Who produced the data set?

  1. Who are the originators of the data set? (may include formal authors, digital compilers, and editors)
    • Junbong Jang
  2. Who also contributed to the data set?
  3. To whom should users address questions about the data?
    U.S. Geological Survey
    Attn: Junbong Jang
    Geophysicist
    384 Woods Hole Road
    Woods Hole, Massachusetts
    USA

    508-548-8700 x2278 (voice)
    508-457-2310 (FAX)
    jjang@usgs.gov

Why was the data set created?

The purpose of this dataset is to report the strains (horizontal and vertical) and the stress ratio (shear stress normalized by the effective vertical stress) for a series of direct shear tests made on the fine-grained seal sediment collected in pressure core NGHP-02-08-30P using the Direct Shear Chamber.

How was the data set created?

  1. From what previous works were the data drawn?
  2. How were the data generated, processed, and modified?
    Date: 03-Jul-2015 (process 1 of 6)
    Deployment sample collection: This study used sediment from pressure core NGHP-02-08-30P, collected from Site NGHP-02-08 in Area C of the Bay of Bengal offshore Eastern India. Pressure core collection requires the rotary corer to retract the core through a ball valve and into an autoclave at the in situ coring depth. Once retracted into the autoclave, the ball valve at the base of the autoclave can be closed, sealing the core within the autoclave. A connected high-pressure nitrogen canister provides pressure stabilization as the autoclave is brought through different thermal regimes on the trip to the rig floor. Once the autoclave is recovered, it is chilled in an ice bath to stabilize the core contents, then transferred to a temperature-controlled unit for core manipulation. During NGHP-02, depth below sea floor was based on the continuous downhole log of the drill pipe length. The sea floor depth reference (mudline) was determined from a combination of noting when the drill string contacted the sea floor and increased the measured weight-on-bit, and visual verification of the drill bit position using an ROV. Here, depth is reported using the IODP standard depth terminology CSF-B (total depth from sea floor to target sediment, after all gas expansion gaps have been removed). Person who carried out this activity:
    U.S. Geological Survey
    Attn: William F. Waite
    Research Geophysicist
    384 Woods Hole Road
    Woods Hole, Massachusetts
    USA

    508-548-8700 x2346 (voice)

Job A>
Rewrite the stretch of the listing from the line containing "sort-az-icon: AZ [227, 297, 239, 310]" through the line containing "checkmark-icon [46, 299, 58, 309]" as a JSON list of strings, one string per line.

Provided data>
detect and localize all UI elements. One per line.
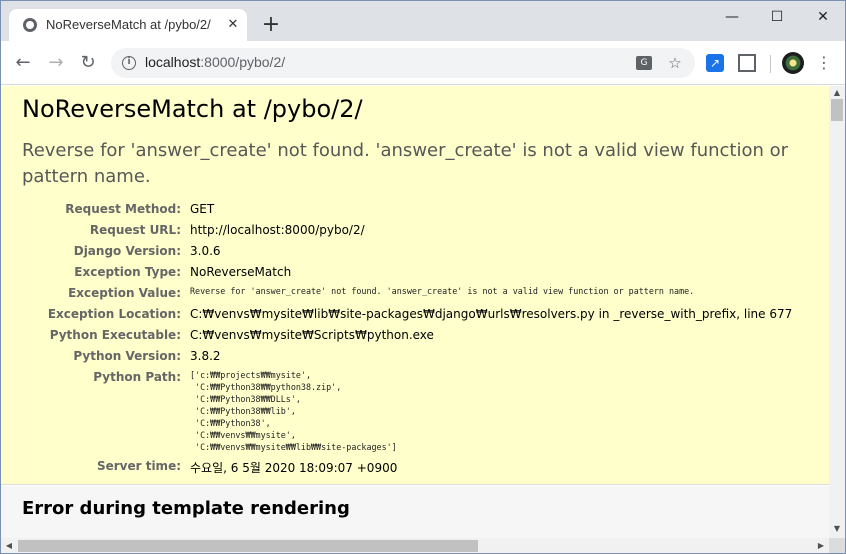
url-text[interactable]: localhost:8000/pybo/2/ <box>145 54 285 70</box>
avatar[interactable] <box>782 52 804 74</box>
reload-icon[interactable]: ↻ <box>76 51 100 75</box>
close-tab-icon[interactable]: ✕ <box>225 15 241 35</box>
toolbar-divider <box>770 55 771 73</box>
scrollbar-corner <box>829 538 845 553</box>
browser-toolbar: ← → ↻ i localhost:8000/pybo/2/ G ☆ ↗ ⋮ <box>1 41 845 85</box>
template-error-section: Error during template rendering <box>1 486 829 538</box>
info-icon[interactable]: i <box>122 56 136 70</box>
error-summary: NoReverseMatch at /pybo/2/ Reverse for '… <box>1 86 829 485</box>
error-message: Reverse for 'answer_create' not found. '… <box>22 140 789 187</box>
vertical-scrollbar[interactable]: ▲ ▼ <box>829 86 845 538</box>
scroll-right-icon[interactable]: ▶ <box>813 539 829 553</box>
kebab-menu-icon[interactable]: ⋮ <box>816 51 832 75</box>
scroll-down-icon[interactable]: ▼ <box>829 522 845 536</box>
browser-tab[interactable]: NoReverseMatch at /pybo/2/ ✕ <box>9 9 247 41</box>
new-tab-button[interactable]: + <box>260 14 282 36</box>
globe-icon <box>23 18 37 32</box>
address-bar[interactable]: i localhost:8000/pybo/2/ G ☆ <box>111 48 695 78</box>
template-error-title: Error during template rendering <box>22 498 350 519</box>
minimize-button[interactable]: — <box>712 5 752 29</box>
translate-icon[interactable]: G <box>636 56 652 70</box>
error-title: NoReverseMatch at /pybo/2/ <box>22 95 363 123</box>
tab-title: NoReverseMatch at /pybo/2/ <box>46 17 211 32</box>
browser-window: NoReverseMatch at /pybo/2/ ✕ + — ☐ ✕ ← →… <box>0 0 846 554</box>
scroll-left-icon[interactable]: ◀ <box>1 539 17 553</box>
expand-arrow-icon[interactable]: ↗ <box>706 54 724 72</box>
close-window-button[interactable]: ✕ <box>803 5 843 29</box>
page-viewport: NoReverseMatch at /pybo/2/ Reverse for '… <box>1 86 829 538</box>
title-bar: NoReverseMatch at /pybo/2/ ✕ + — ☐ ✕ <box>1 1 845 41</box>
forward-arrow-icon[interactable]: → <box>44 51 68 75</box>
back-arrow-icon[interactable]: ← <box>11 51 35 75</box>
horizontal-scroll-thumb[interactable] <box>18 540 478 552</box>
screenshot-frame-icon[interactable] <box>738 54 756 72</box>
star-icon[interactable]: ☆ <box>665 53 685 73</box>
maximize-button[interactable]: ☐ <box>757 5 797 29</box>
vertical-scroll-thumb[interactable] <box>831 99 843 121</box>
scroll-up-icon[interactable]: ▲ <box>829 86 845 100</box>
horizontal-scrollbar[interactable]: ◀ ▶ <box>1 538 829 553</box>
python-path-value: ['c:₩₩projects₩₩mysite', 'C:₩₩Python38₩₩… <box>190 370 397 452</box>
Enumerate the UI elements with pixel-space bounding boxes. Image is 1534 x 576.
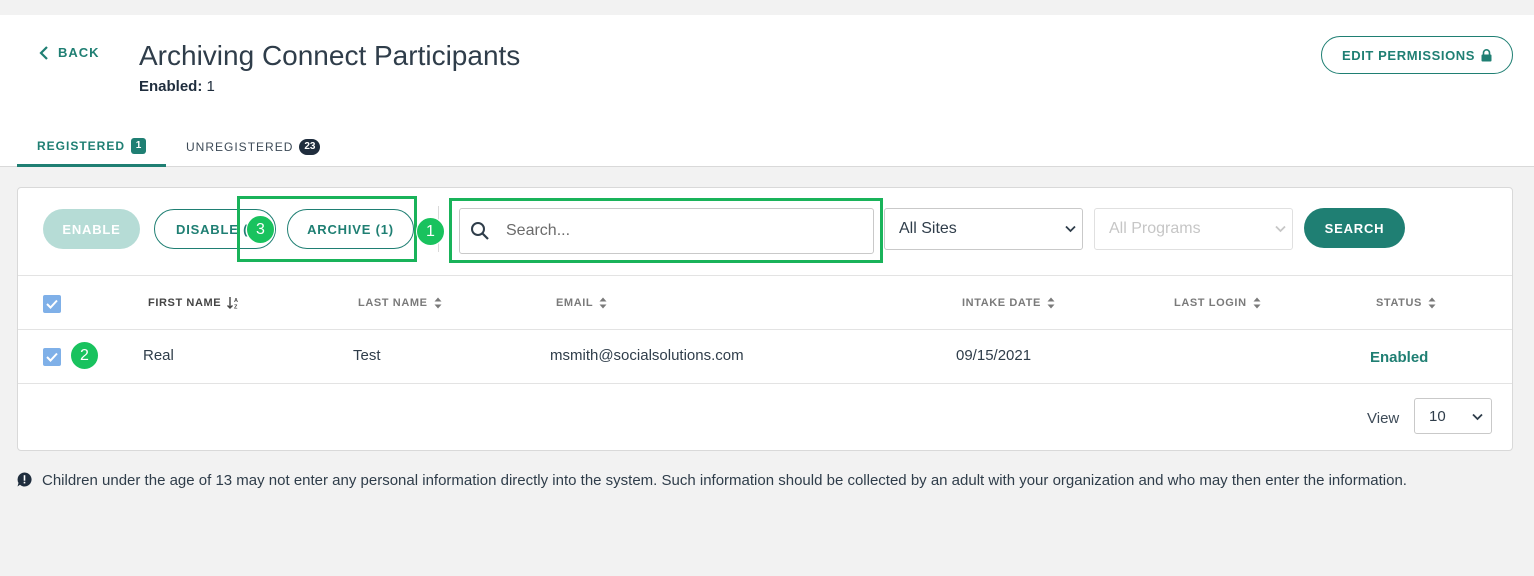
sort-az-icon: AZ [227, 297, 239, 310]
chevron-down-icon [1472, 413, 1483, 421]
tab-unregistered-count: 23 [299, 139, 321, 155]
column-status[interactable]: STATUS [1376, 297, 1436, 309]
column-status-label: STATUS [1376, 297, 1422, 309]
privacy-notice-text: Children under the age of 13 may not ent… [42, 472, 1407, 489]
back-label: BACK [58, 45, 100, 60]
column-intake-date[interactable]: INTAKE DATE [962, 297, 1055, 309]
page-size-value: 10 [1429, 407, 1446, 425]
edit-permissions-label: EDIT PERMISSIONS [1341, 47, 1476, 63]
checkmark-icon [46, 299, 58, 309]
page-size-label: View [1367, 410, 1400, 427]
enabled-count: 1 [206, 78, 215, 95]
lock-icon [1481, 48, 1492, 61]
tab-unregistered[interactable]: UNREGISTERED 23 [166, 127, 340, 167]
search-button[interactable]: SEARCH [1304, 208, 1405, 248]
programs-select[interactable]: All Programs [1094, 208, 1293, 250]
tab-registered[interactable]: REGISTERED 1 [17, 127, 167, 167]
step-badge-2: 2 [70, 341, 99, 370]
cell-email: msmith@socialsolutions.com [550, 347, 744, 364]
actions-toolbar: ENABLE DISABLE (1) ARCHIVE (1) All Sites… [18, 188, 1512, 276]
archive-button[interactable]: ARCHIVE (1) [287, 209, 414, 249]
page-header: BACK Archiving Connect Participants Enab… [0, 15, 1534, 167]
back-button[interactable]: BACK [38, 45, 100, 60]
cell-last-name: Test [353, 347, 381, 364]
edit-permissions-button[interactable]: EDIT PERMISSIONS [1321, 36, 1513, 74]
participants-card: ENABLE DISABLE (1) ARCHIVE (1) All Sites… [17, 187, 1513, 451]
search-input[interactable] [506, 222, 856, 240]
chevron-down-icon [1275, 225, 1286, 233]
chevron-left-icon [39, 45, 48, 60]
sort-icon [1428, 297, 1436, 309]
chevron-down-icon [1065, 225, 1076, 233]
enabled-summary: Enabled: 1 [139, 78, 215, 95]
status-badge: Enabled [1370, 349, 1429, 366]
checkmark-icon [46, 352, 58, 362]
column-last-name[interactable]: LAST NAME [358, 297, 442, 309]
page-size-select[interactable]: 10 [1414, 398, 1492, 434]
column-intake-date-label: INTAKE DATE [962, 297, 1041, 309]
table-row[interactable]: 2 Real Test msmith@socialsolutions.com 0… [18, 330, 1512, 384]
svg-text:Z: Z [234, 305, 238, 310]
search-icon [471, 222, 489, 240]
privacy-notice: Children under the age of 13 may not ent… [17, 470, 1507, 492]
step-badge-1: 1 [416, 217, 445, 246]
tab-unregistered-label: UNREGISTERED [186, 140, 294, 154]
select-all-checkbox[interactable] [43, 295, 61, 313]
page-title: Archiving Connect Participants [139, 40, 521, 71]
sort-icon [434, 297, 442, 309]
sort-icon [599, 297, 607, 309]
step-badge-3: 3 [246, 215, 275, 244]
sort-icon [1253, 297, 1261, 309]
programs-select-value: All Programs [1109, 220, 1201, 237]
table-header: FIRST NAME AZ LAST NAME EMAIL INTAKE DAT… [18, 276, 1512, 330]
participant-tabs: REGISTERED 1 UNREGISTERED 23 [17, 127, 340, 167]
tab-registered-label: REGISTERED [37, 138, 126, 153]
column-email-label: EMAIL [556, 297, 594, 309]
svg-text:A: A [234, 298, 239, 304]
row-checkbox[interactable] [43, 348, 61, 366]
cell-intake-date: 09/15/2021 [956, 347, 1032, 364]
column-first-name[interactable]: FIRST NAME AZ [148, 297, 241, 309]
column-email[interactable]: EMAIL [556, 297, 607, 309]
cell-first-name: Real [143, 347, 174, 364]
search-field[interactable] [459, 208, 874, 254]
column-first-name-label: FIRST NAME [148, 297, 222, 309]
alert-icon [17, 472, 32, 487]
sort-icon [1047, 297, 1055, 309]
tab-registered-count: 1 [131, 137, 147, 154]
enable-button[interactable]: ENABLE [43, 209, 140, 249]
sites-select[interactable]: All Sites [884, 208, 1083, 250]
column-last-login-label: LAST LOGIN [1174, 297, 1247, 309]
column-last-name-label: LAST NAME [358, 297, 428, 309]
enabled-label: Enabled: [139, 78, 203, 95]
column-last-login[interactable]: LAST LOGIN [1174, 297, 1261, 309]
sites-select-value: All Sites [899, 220, 957, 237]
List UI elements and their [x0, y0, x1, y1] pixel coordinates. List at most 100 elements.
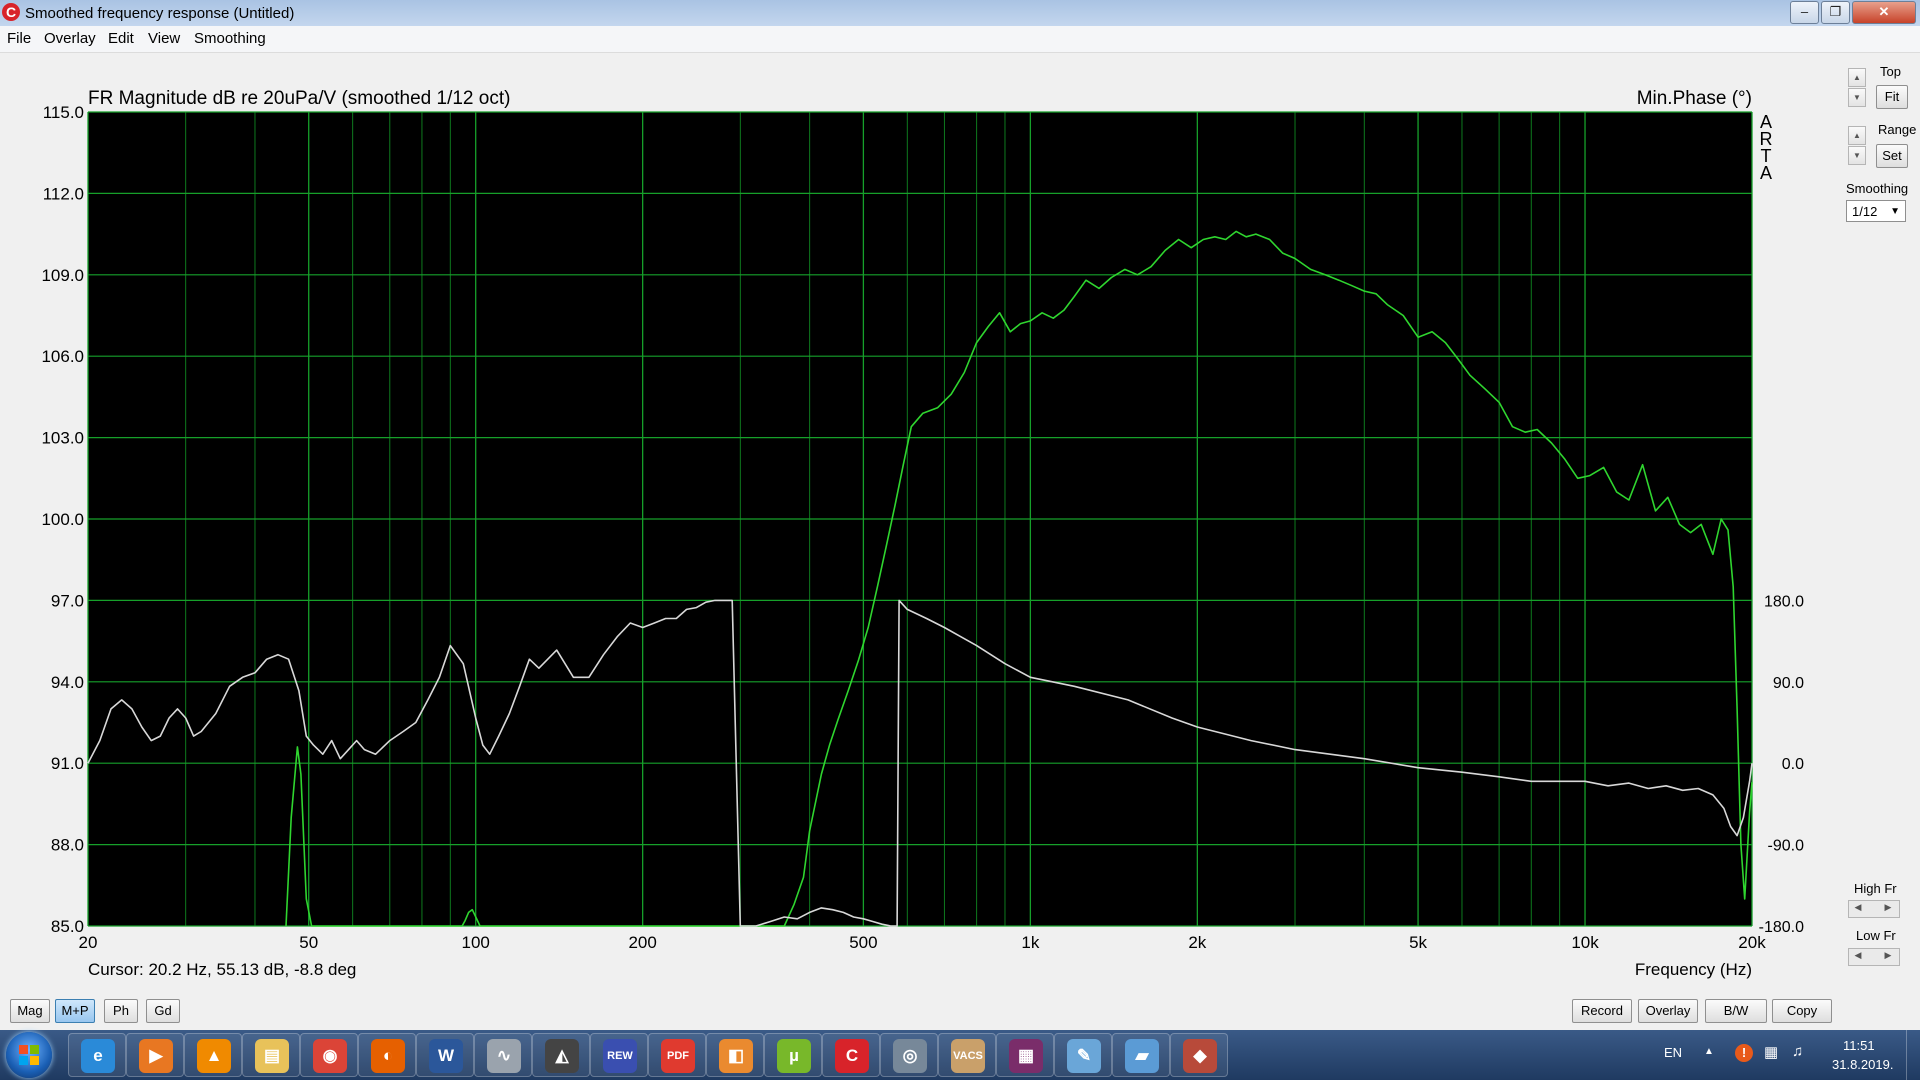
y-tick-label: 103.0 [41, 429, 84, 448]
winrar-icon: ▦ [1009, 1039, 1043, 1073]
internet-explorer-icon: e [81, 1039, 115, 1073]
smoothing-select[interactable]: 1/12 ▼ [1846, 200, 1906, 222]
left-arrow-icon[interactable]: ◀ [1851, 902, 1865, 913]
windows-logo-icon [19, 1045, 39, 1065]
record-button[interactable]: Record [1572, 999, 1632, 1023]
overlay-button[interactable]: Overlay [1638, 999, 1698, 1023]
book-app-icon: ▰ [1125, 1039, 1159, 1073]
y2-tick-label: 0.0 [1782, 756, 1804, 773]
menu-smoothing[interactable]: Smoothing [194, 30, 266, 47]
bottom-button-bar: Mag M+P Ph Gd Record Overlay B/W Copy [0, 995, 1920, 1027]
top-up-arrow-icon[interactable]: ▲ [1848, 68, 1866, 87]
range-down-arrow-icon[interactable]: ▼ [1848, 146, 1866, 165]
internet-explorer-taskbar-button[interactable]: e [68, 1033, 126, 1077]
x-tick-label: 500 [849, 933, 877, 952]
word-icon: W [429, 1039, 463, 1073]
chrome-icon: ◉ [313, 1039, 347, 1073]
chevron-down-icon: ▼ [1890, 206, 1900, 217]
language-indicator[interactable]: EN [1664, 1045, 1682, 1060]
arta-c-icon: C [2, 3, 20, 21]
phase-button[interactable]: Ph [104, 999, 138, 1023]
impulse-app-taskbar-button[interactable]: ∿ [474, 1033, 532, 1077]
winrar-taskbar-button[interactable]: ▦ [996, 1033, 1054, 1077]
slides-taskbar-button[interactable]: ◧ [706, 1033, 764, 1077]
start-button[interactable] [6, 1032, 52, 1078]
vacs-icon: VACS [951, 1039, 985, 1073]
impulse-app-icon: ∿ [487, 1039, 521, 1073]
arta-taskbar-button[interactable]: C [822, 1033, 880, 1077]
menu-file[interactable]: File [7, 30, 31, 47]
paint-taskbar-button[interactable]: ✎ [1054, 1033, 1112, 1077]
group-delay-button[interactable]: Gd [146, 999, 180, 1023]
clock-date[interactable]: 31.8.2019. [1832, 1057, 1893, 1072]
warning-icon[interactable]: ! [1735, 1044, 1753, 1062]
firefox-icon: ◐ [371, 1039, 405, 1073]
network-icon[interactable]: ▦ [1764, 1043, 1778, 1061]
right-control-panel: ▲ ▼ Top Fit ▲ ▼ Range Set Smoothing 1/12… [1836, 58, 1920, 990]
vlc-taskbar-button[interactable]: ▲ [184, 1033, 242, 1077]
right-arrow-icon[interactable]: ▶ [1881, 950, 1895, 961]
menu-overlay[interactable]: Overlay [44, 30, 96, 47]
right-axis-title: Min.Phase (°) [1637, 88, 1752, 109]
volume-icon[interactable]: ♫ [1792, 1043, 1803, 1060]
mag-phase-button[interactable]: M+P [55, 999, 95, 1023]
show-hidden-icons-icon[interactable]: ▲ [1704, 1046, 1714, 1057]
book-app-taskbar-button[interactable]: ▰ [1112, 1033, 1170, 1077]
bw-button[interactable]: B/W [1705, 999, 1767, 1023]
pdf-taskbar-button[interactable]: PDF [648, 1033, 706, 1077]
y2-tick-label: -90.0 [1768, 838, 1805, 855]
y-tick-label: 91.0 [51, 754, 84, 773]
y-tick-label: 112.0 [43, 184, 84, 203]
rew-taskbar-button[interactable]: REW [590, 1033, 648, 1077]
menu-edit[interactable]: Edit [108, 30, 134, 47]
3d-app-taskbar-button[interactable]: ◆ [1170, 1033, 1228, 1077]
range-up-arrow-icon[interactable]: ▲ [1848, 126, 1866, 145]
x-tick-label: 1k [1021, 933, 1039, 952]
maximize-icon[interactable]: ❐ [1821, 1, 1850, 24]
cat-app-icon: ◭ [545, 1039, 579, 1073]
chrome-taskbar-button[interactable]: ◉ [300, 1033, 358, 1077]
cat-app-taskbar-button[interactable]: ◭ [532, 1033, 590, 1077]
3d-app-icon: ◆ [1183, 1039, 1217, 1073]
high-fr-scroll[interactable]: ◀ ▶ [1848, 900, 1900, 918]
firefox-taskbar-button[interactable]: ◐ [358, 1033, 416, 1077]
left-arrow-icon[interactable]: ◀ [1851, 950, 1865, 961]
clock-time[interactable]: 11:51 [1843, 1038, 1875, 1053]
utorrent-icon: µ [777, 1039, 811, 1073]
eye-app-taskbar-button[interactable]: ◎ [880, 1033, 938, 1077]
fit-button[interactable]: Fit [1876, 85, 1908, 109]
menu-view[interactable]: View [148, 30, 180, 47]
close-icon[interactable]: ✕ [1852, 1, 1916, 24]
mag-button[interactable]: Mag [10, 999, 50, 1023]
media-player-taskbar-button[interactable]: ▶ [126, 1033, 184, 1077]
y-tick-label: 97.0 [51, 591, 84, 610]
set-button[interactable]: Set [1876, 144, 1908, 168]
x-tick-label: 20 [79, 933, 98, 952]
minimize-icon[interactable]: – [1790, 1, 1819, 24]
show-desktop-button[interactable] [1906, 1030, 1920, 1080]
x-tick-label: 2k [1188, 933, 1206, 952]
right-arrow-icon[interactable]: ▶ [1881, 902, 1895, 913]
media-player-icon: ▶ [139, 1039, 173, 1073]
y-tick-label: 88.0 [51, 836, 84, 855]
top-label: Top [1880, 64, 1901, 79]
x-tick-label: 20k [1738, 933, 1766, 952]
arta-watermark: ARTA [1760, 112, 1773, 183]
file-explorer-icon: ▤ [255, 1039, 289, 1073]
vacs-taskbar-button[interactable]: VACS [938, 1033, 996, 1077]
chart-area[interactable]: 115.0 112.0 109.0 106.0 103.0 100.0 97.0 94.0 91… [8, 58, 1832, 990]
low-fr-label: Low Fr [1856, 928, 1896, 943]
utorrent-taskbar-button[interactable]: µ [764, 1033, 822, 1077]
frequency-response-chart[interactable]: 115.0 112.0 109.0 106.0 103.0 100.0 97.0 94.0 91… [8, 58, 1832, 990]
title-bar: C Smoothed frequency response (Untitled)… [0, 0, 1920, 26]
y-tick-label: 106.0 [41, 347, 84, 366]
file-explorer-taskbar-button[interactable]: ▤ [242, 1033, 300, 1077]
top-down-arrow-icon[interactable]: ▼ [1848, 88, 1866, 107]
low-fr-scroll[interactable]: ◀ ▶ [1848, 948, 1900, 966]
copy-button[interactable]: Copy [1772, 999, 1832, 1023]
high-fr-label: High Fr [1854, 881, 1897, 896]
word-taskbar-button[interactable]: W [416, 1033, 474, 1077]
y-tick-label: 115.0 [43, 103, 84, 122]
y-tick-label: 94.0 [51, 673, 84, 692]
y2-tick-label: 180.0 [1764, 593, 1804, 610]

Job B>
Continue the metadata record for the direct shear test data set from the point where it stops.

Written response A>
[
  "sort-az-icon: AZ [227, 297, 239, 310]",
  "chevron-down-icon [1472, 413, 1483, 421]",
  "tab-unregistered-count: 23 [299, 139, 321, 155]",
  "column-status[interactable]: STATUS [1376, 297, 1436, 309]",
  "column-status-label: STATUS [1376, 297, 1422, 309]",
  "privacy-notice-text: Children under the age of 13 may not ent… [42, 472, 1407, 489]",
  "back-label: BACK [58, 45, 100, 60]",
  "column-intake-date[interactable]: INTAKE DATE [962, 297, 1055, 309]",
  "page-size-value: 10 [1429, 407, 1446, 425]",
  "edit-permissions-label: EDIT PERMISSIONS [1341, 47, 1476, 63]",
  "checkmark-icon [46, 299, 58, 309]"
]

Written response B>
    wwaite@usgs.gov
    Date: 2015 (process 2 of 6)
    Core preparation and transport: Note that throughout the core preparation, transport and testing stages, the hydrostatic pressure is maintained at or above in situ values to maintain the stability of the core contents and avoid the formation of gas bubbles. Once the core-filled autoclave was brought to the rig floor and its temperature was stabilized, the autoclave was transferred to a shipboard analysis laboratory. In the laboratory, a pressurized system extracted the core from the autoclave, cut the core to a prescribed length (1.2 meters for the NGHP-02-08-30P core described here), and inserted the 1.2 m-long section into a pressurized storage chamber. The storage chamber can then be isolated via a ball valve closure and, ultimately, shipped in a Department of Transportation-approved, refrigerated overpack system to the U.S. Geological Survey’s Woods Hole Coastal and Marine Science Center for analysis (WHCMSC). Person who carried out this activity:
    U.S. Geological Survey
    Attn: William F. Waite
    Research Geophysicist
    384 Woods Hole Road
    Woods Hole, Massachusetts
    USA

    508-548-8700 x2346 (voice)
    wwaite@usgs.gov
    Date: 2017 (process 3 of 6)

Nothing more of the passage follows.